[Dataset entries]
---+---

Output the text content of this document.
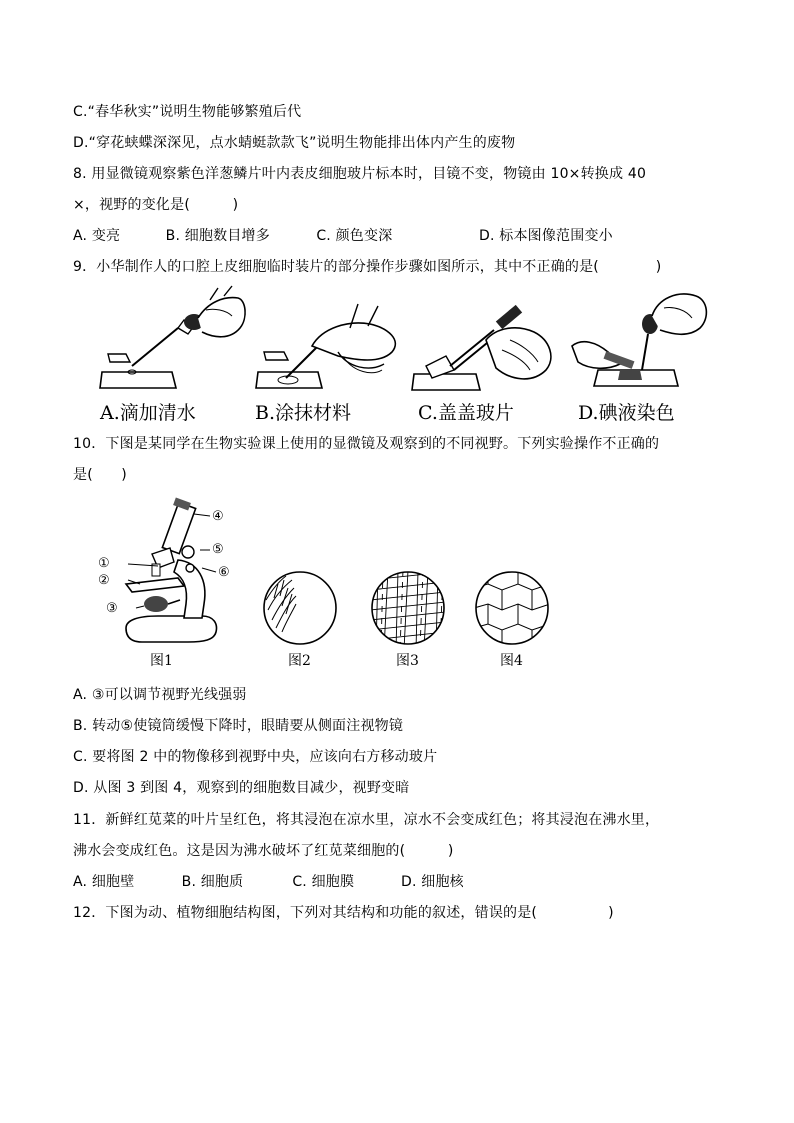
C.“春华秋实”说明生物能够繁殖后代
D.“穿花蛱蝶深深见，点水蜻蜓款款飞”说明生物能排出体内产生的废物
8. 用显微镜观察紫色洋葱鳞片叶内表皮细胞玻片标本时，目镜不变，物镜由 10×转换成 40
×，视野的变化是(　　　)
A. 变亮	B. 细胞数目增多	C. 颜色变深	D. 标本图像范围变小
9．小华制作人的口腔上皮细胞临时装片的部分操作步骤如图所示，其中不正确的是(　　　　)
A.滴加清水	B.涂抹材料	C.盖盖玻片	D.碘液染色
10．下图是某同学在生物实验课上使用的显微镜及观察到的不同视野。下列实验操作不正确的
是(　　)
①
②
③
④
⑤
⑥
图1	图2	图3	图4
A. ③可以调节视野光线强弱
B. 转动⑤使镜筒缓慢下降时，眼睛要从侧面注视物镜
C. 要将图 2 中的物像移到视野中央，应该向右方移动玻片
D. 从图 3 到图 4，观察到的细胞数目减少，视野变暗
11．新鲜红苋菜的叶片呈红色，将其浸泡在凉水里，凉水不会变成红色；将其浸泡在沸水里，
沸水会变成红色。这是因为沸水破坏了红苋菜细胞的(　　　)
A. 细胞壁	B. 细胞质	C. 细胞膜	D. 细胞核
12．下图为动、植物细胞结构图，下列对其结构和功能的叙述，错误的是(　　　　　)
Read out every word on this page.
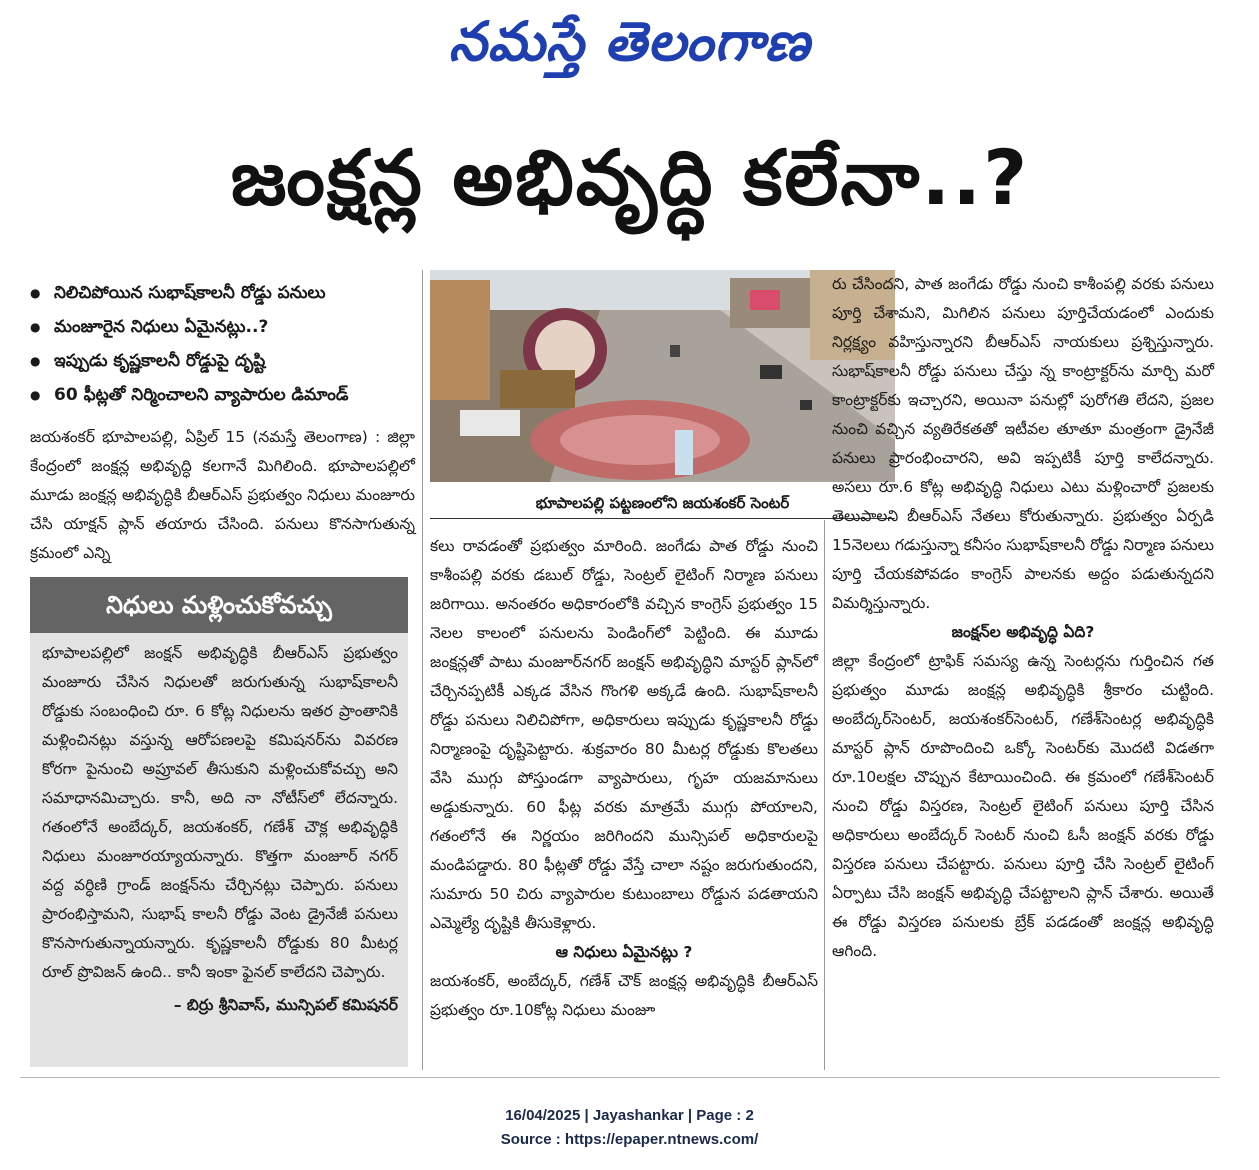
నమస్తే తెలంగాణ
జంక్షన్ల అభివృద్ధి కలేనా..?
● నిలిచిపోయిన సుభాష్‌కాలనీ రోడ్డు పనులు
● మంజూరైన నిధులు ఏమైనట్లు..?
● ఇప్పుడు కృష్ణకాలనీ రోడ్డుపై దృష్టి
● 60 ఫీట్లతో నిర్మించాలని వ్యాపారుల డిమాండ్

జయశంకర్ భూపాలపల్లి, ఏప్రిల్ 15 (నమస్తే తెలంగాణ) : జిల్లా కేంద్రంలో జంక్షన్ల అభివృద్ధి కలగానే మిగిలింది. భూపాలపల్లిలో మూడు జంక్షన్ల అభివృద్ధికి బీఆర్‌ఎస్ ప్రభుత్వం నిధులు మంజూరు చేసి యాక్షన్ ప్లాన్ తయారు చేసింది. పనులు కొనసాగుతున్న క్రమంలో ఎన్ని

నిధులు మళ్లించుకోవచ్చు

భూపాలపల్లిలో జంక్షన్ అభివృద్ధికి బీఆర్‌ఎస్ ప్రభుత్వం మంజూరు చేసిన నిధులతో జరుగుతున్న సుభాష్‌కాలనీ రోడ్డుకు సంబంధించి రూ. 6 కోట్ల నిధులను ఇతర ప్రాంతానికి మళ్లించినట్లు వస్తున్న ఆరోపణలపై కమిషనర్‌ను వివరణ కోరగా పైనుంచి అప్రూవల్ తీసుకుని మళ్లించుకోవచ్చు అని సమాధానమిచ్చారు. కానీ, అది నా నోటీస్‌లో లేదన్నారు. గతంలోనే అంబేద్కర్, జయశంకర్, గణేశ్ చౌక్ల అభివృద్ధికి నిధులు మంజూరయ్యాయన్నారు. కొత్తగా మంజూర్ నగర్ వద్ద వర్ధిణి గ్రాండ్ జంక్షన్‌ను చేర్చినట్లు చెప్పారు. పనులు ప్రారంభిస్తామని, సుభాష్ కాలనీ రోడ్డు వెంట డ్రైనేజీ పనులు కొనసాగుతున్నాయన్నారు. కృష్ణకాలనీ రోడ్డుకు 80 మీటర్ల రూల్ ప్రొవిజన్ ఉంది.. కానీ ఇంకా ఫైనల్ కాలేదని చెప్పారు.

– బిర్రు శ్రీనివాస్, మున్సిపల్ కమిషనర్
భూపాలపల్లి పట్టణంలోని జయశంకర్ సెంటర్

కలు రావడంతో ప్రభుత్వం మారింది. జంగేడు పాత రోడ్డు నుంచి కాశీంపల్లి వరకు డబుల్ రోడ్డు, సెంట్రల్ లైటింగ్ నిర్మాణ పనులు జరిగాయి. అనంతరం అధికారంలోకి వచ్చిన కాంగ్రెస్ ప్రభుత్వం 15 నెలల కాలంలో పనులను పెండింగ్‌లో పెట్టింది. ఈ మూడు జంక్షన్లతో పాటు మంజూర్‌నగర్ జంక్షన్ అభివృద్ధిని మాస్టర్ ప్లాన్‌లో చేర్చినప్పటికీ ఎక్కడ వేసిన గొంగళి అక్కడే ఉంది. సుభాష్‌కాలనీ రోడ్డు పనులు నిలిచిపోగా, అధికారులు ఇప్పుడు కృష్ణకాలనీ రోడ్డు నిర్మాణంపై దృష్టిపెట్టారు. శుక్రవారం 80 మీటర్ల రోడ్డుకు కొలతలు వేసి ముగ్గు పోస్తుండగా వ్యాపారులు, గృహ యజమానులు అడ్డుకున్నారు. 60 ఫీట్ల వరకు మాత్రమే ముగ్గు పోయాలని, గతంలోనే ఈ నిర్ణయం జరిగిందని మున్సిపల్ అధికారులపై మండిపడ్డారు. 80 ఫీట్లతో రోడ్డు వేస్తే చాలా నష్టం జరుగుతుందని, సుమారు 50 చిరు వ్యాపారుల కుటుంబాలు రోడ్డున పడతాయని ఎమ్మెల్యే దృష్టికి తీసుకెళ్లారు.

ఆ నిధులు ఏమైనట్లు ?

జయశంకర్, అంబేద్కర్, గణేశ్ చౌక్ జంక్షన్ల అభివృద్ధికి బీఆర్‌ఎస్ ప్రభుత్వం రూ.10కోట్ల నిధులు మంజూ

రు చేసిందని, పాత జంగేడు రోడ్డు నుంచి కాశీంపల్లి వరకు పనులు పూర్తి చేశామని, మిగిలిన పనులు పూర్తిచేయడంలో ఎందుకు నిర్లక్ష్యం వహిస్తున్నారని బీఆర్‌ఎస్ నాయకులు ప్రశ్నిస్తున్నారు. సుభాష్‌కాలనీ రోడ్డు పనులు చేస్తు న్న కాంట్రాక్టర్‌ను మార్చి మరో కాంట్రాక్టర్‌కు ఇచ్చారని, అయినా పనుల్లో పురోగతి లేదని, ప్రజల నుంచి వచ్చిన వ్యతిరేకతతో ఇటీవల తూతూ మంత్రంగా డ్రైనేజీ పనులు ప్రారంభించారని, అవి ఇప్పటికీ పూర్తి కాలేదన్నారు. అసలు రూ.6 కోట్ల అభివృద్ధి నిధులు ఎటు మళ్లించారో ప్రజలకు తెలుపాలని బీఆర్‌ఎస్ నేతలు కోరుతున్నారు. ప్రభుత్వం ఏర్పడి 15నెలలు గడుస్తున్నా కనీసం సుభాష్‌కాలనీ రోడ్డు నిర్మాణ పనులు పూర్తి చేయకపోవడం కాంగ్రెస్ పాలనకు అద్దం పడుతున్నదని విమర్శిస్తున్నారు.

జంక్షన్‌ల అభివృద్ధి ఏది?

జిల్లా కేంద్రంలో ట్రాఫిక్ సమస్య ఉన్న సెంటర్లను గుర్తించిన గత ప్రభుత్వం మూడు జంక్షన్ల అభివృద్ధికి శ్రీకారం చుట్టింది. అంబేద్కర్‌సెంటర్, జయశంకర్‌సెంటర్, గణేశ్‌సెంటర్ల అభివృద్ధికి మాస్టర్ ప్లాన్ రూపొందించి ఒక్కో సెంటర్‌కు మొదటి విడతగా రూ.10లక్షల చొప్పున కేటాయించింది. ఈ క్రమంలో గణేశ్‌సెంటర్ నుంచి రోడ్డు విస్తరణ, సెంట్రల్ లైటింగ్ పనులు పూర్తి చేసిన అధికారులు అంబేద్కర్ సెంటర్ నుంచి ఓసీ జంక్షన్ వరకు రోడ్డు విస్తరణ పనులు చేపట్టారు. పనులు పూర్తి చేసి సెంట్రల్ లైటింగ్ ఏర్పాటు చేసి జంక్షన్ అభివృద్ధి చేపట్టాలని ప్లాన్ చేశారు. అయితే ఈ రోడ్డు విస్తరణ పనులకు బ్రేక్ పడడంతో జంక్షన్ల అభివృద్ధి ఆగింది.

16/04/2025 | Jayashankar | Page : 2
Source : https://epaper.ntnews.com/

---+---

▶ Stated task
Every line that holds the string "this" should be returned.

▶ Written response
Output the text content of this document.
Read out every word on this page.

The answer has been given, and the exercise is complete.